Given task
In the material below, find all lines with the string "должна" and copy them.

-- Recorded information start --

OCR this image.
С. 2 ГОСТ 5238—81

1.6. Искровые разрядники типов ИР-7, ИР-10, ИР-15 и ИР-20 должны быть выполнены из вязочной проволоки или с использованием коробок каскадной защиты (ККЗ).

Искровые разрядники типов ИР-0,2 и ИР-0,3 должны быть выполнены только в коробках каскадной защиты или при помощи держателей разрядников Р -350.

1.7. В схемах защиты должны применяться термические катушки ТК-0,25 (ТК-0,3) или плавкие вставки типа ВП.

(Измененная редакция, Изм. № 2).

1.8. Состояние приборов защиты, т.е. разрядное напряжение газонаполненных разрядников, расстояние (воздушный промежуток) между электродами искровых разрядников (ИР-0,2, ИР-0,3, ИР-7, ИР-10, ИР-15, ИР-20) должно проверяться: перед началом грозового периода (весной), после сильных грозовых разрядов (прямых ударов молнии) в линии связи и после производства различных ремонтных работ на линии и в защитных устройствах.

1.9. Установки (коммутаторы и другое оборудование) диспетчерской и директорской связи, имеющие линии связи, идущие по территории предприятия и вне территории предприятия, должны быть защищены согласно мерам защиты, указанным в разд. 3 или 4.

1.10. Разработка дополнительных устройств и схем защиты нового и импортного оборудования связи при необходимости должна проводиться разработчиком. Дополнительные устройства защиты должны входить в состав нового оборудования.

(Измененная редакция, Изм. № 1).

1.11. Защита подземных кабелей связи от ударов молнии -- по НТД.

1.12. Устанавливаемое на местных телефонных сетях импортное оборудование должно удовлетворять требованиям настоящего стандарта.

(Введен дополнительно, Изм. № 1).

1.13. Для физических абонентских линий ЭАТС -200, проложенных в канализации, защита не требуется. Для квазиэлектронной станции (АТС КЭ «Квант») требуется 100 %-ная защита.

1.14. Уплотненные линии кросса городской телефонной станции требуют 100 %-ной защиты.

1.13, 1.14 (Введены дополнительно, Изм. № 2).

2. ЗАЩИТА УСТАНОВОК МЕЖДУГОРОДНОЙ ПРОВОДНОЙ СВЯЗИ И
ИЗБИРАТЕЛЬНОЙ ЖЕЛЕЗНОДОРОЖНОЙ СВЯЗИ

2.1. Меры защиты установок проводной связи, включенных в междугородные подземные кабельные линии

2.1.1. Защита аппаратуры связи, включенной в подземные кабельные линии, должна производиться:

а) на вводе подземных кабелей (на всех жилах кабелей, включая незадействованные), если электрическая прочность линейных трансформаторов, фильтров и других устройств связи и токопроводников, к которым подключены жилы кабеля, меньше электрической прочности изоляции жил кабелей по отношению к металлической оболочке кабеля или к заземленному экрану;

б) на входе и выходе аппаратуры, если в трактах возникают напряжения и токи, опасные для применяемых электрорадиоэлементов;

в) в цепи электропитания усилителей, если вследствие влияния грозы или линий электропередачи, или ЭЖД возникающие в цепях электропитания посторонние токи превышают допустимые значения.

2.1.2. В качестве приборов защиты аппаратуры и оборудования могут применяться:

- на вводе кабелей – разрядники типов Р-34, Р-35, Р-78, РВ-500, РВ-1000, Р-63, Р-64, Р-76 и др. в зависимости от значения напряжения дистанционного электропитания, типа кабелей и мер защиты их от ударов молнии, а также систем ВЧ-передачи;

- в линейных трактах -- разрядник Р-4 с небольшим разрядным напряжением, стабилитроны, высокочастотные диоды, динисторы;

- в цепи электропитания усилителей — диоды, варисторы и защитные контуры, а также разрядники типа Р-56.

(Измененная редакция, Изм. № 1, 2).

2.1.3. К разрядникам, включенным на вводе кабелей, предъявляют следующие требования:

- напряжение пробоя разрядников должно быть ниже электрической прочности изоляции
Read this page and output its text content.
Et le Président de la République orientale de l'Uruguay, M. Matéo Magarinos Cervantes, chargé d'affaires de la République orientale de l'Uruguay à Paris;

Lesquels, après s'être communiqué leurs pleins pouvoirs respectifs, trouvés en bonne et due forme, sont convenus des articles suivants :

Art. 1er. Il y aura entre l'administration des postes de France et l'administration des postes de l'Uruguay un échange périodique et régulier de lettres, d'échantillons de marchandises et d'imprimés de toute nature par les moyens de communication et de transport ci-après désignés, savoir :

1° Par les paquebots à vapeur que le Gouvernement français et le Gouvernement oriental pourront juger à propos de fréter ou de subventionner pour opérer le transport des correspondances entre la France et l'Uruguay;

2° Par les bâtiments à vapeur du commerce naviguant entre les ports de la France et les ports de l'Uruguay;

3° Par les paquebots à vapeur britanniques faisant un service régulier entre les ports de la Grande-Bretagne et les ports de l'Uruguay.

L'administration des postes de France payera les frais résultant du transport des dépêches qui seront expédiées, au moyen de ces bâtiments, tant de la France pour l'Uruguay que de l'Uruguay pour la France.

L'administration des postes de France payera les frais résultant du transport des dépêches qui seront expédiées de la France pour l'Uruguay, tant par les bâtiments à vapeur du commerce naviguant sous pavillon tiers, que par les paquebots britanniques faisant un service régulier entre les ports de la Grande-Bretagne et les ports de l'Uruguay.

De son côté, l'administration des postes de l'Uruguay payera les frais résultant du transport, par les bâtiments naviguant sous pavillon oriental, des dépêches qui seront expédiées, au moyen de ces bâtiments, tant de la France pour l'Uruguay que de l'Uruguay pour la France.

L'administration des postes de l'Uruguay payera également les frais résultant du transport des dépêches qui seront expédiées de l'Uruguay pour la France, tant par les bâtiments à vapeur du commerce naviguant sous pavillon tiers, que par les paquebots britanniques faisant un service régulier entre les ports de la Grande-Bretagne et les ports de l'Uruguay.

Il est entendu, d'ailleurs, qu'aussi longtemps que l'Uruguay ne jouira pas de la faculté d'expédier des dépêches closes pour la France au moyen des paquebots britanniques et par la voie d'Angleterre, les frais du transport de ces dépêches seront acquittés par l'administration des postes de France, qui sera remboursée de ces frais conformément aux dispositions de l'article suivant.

-- Recorded information end --

Written solution
1.10. Разработка дополнительных устройств и схем защиты нового и импортного оборудования связи при необходимости должна проводиться разработчиком. Дополнительные устройства защиты должны входить в состав нового оборудования.
2.1.1. Защита аппаратуры связи, включенной в подземные кабельные линии, должна производиться:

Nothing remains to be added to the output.